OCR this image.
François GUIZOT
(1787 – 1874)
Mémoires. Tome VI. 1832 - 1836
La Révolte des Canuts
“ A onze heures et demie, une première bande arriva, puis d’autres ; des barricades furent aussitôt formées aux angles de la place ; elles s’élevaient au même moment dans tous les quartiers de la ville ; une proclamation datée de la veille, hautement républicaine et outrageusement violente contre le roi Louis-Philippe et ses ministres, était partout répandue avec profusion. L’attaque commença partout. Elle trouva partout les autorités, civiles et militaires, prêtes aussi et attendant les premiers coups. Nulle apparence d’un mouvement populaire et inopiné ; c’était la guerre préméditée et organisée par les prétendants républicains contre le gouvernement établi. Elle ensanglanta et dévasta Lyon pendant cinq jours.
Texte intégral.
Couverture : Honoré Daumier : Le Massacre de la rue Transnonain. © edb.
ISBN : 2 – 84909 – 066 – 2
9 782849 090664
-=-=-
▶ REQUIRED TASK:
Quote the whole listing above, leaving nothing out.

▶ RESPONSE FOR THIS EXERCISE:
OCR this image.
François GUIZOT
(1787 – 1874)
Mémoires. Tome VI. 1832 - 1836
La Révolte des Canuts
“ A onze heures et demie, une première bande arriva, puis d’autres ; des barricades furent aussitôt formées aux angles de la place ; elles s’élevaient au même moment dans tous les quartiers de la ville ; une proclamation datée de la veille, hautement républicaine et outrageusement violente contre le roi Louis-Philippe et ses ministres, était partout répandue avec profusion. L’attaque commença partout. Elle trouva partout les autorités, civiles et militaires, prêtes aussi et attendant les premiers coups. Nulle apparence d’un mouvement populaire et inopiné ; c’était la guerre préméditée et organisée par les prétendants républicains contre le gouvernement établi. Elle ensanglanta et dévasta Lyon pendant cinq jours.
Texte intégral.
Couverture : Honoré Daumier : Le Massacre de la rue Transnonain. © edb.
ISBN : 2 – 84909 – 066 – 2
9 782849 090664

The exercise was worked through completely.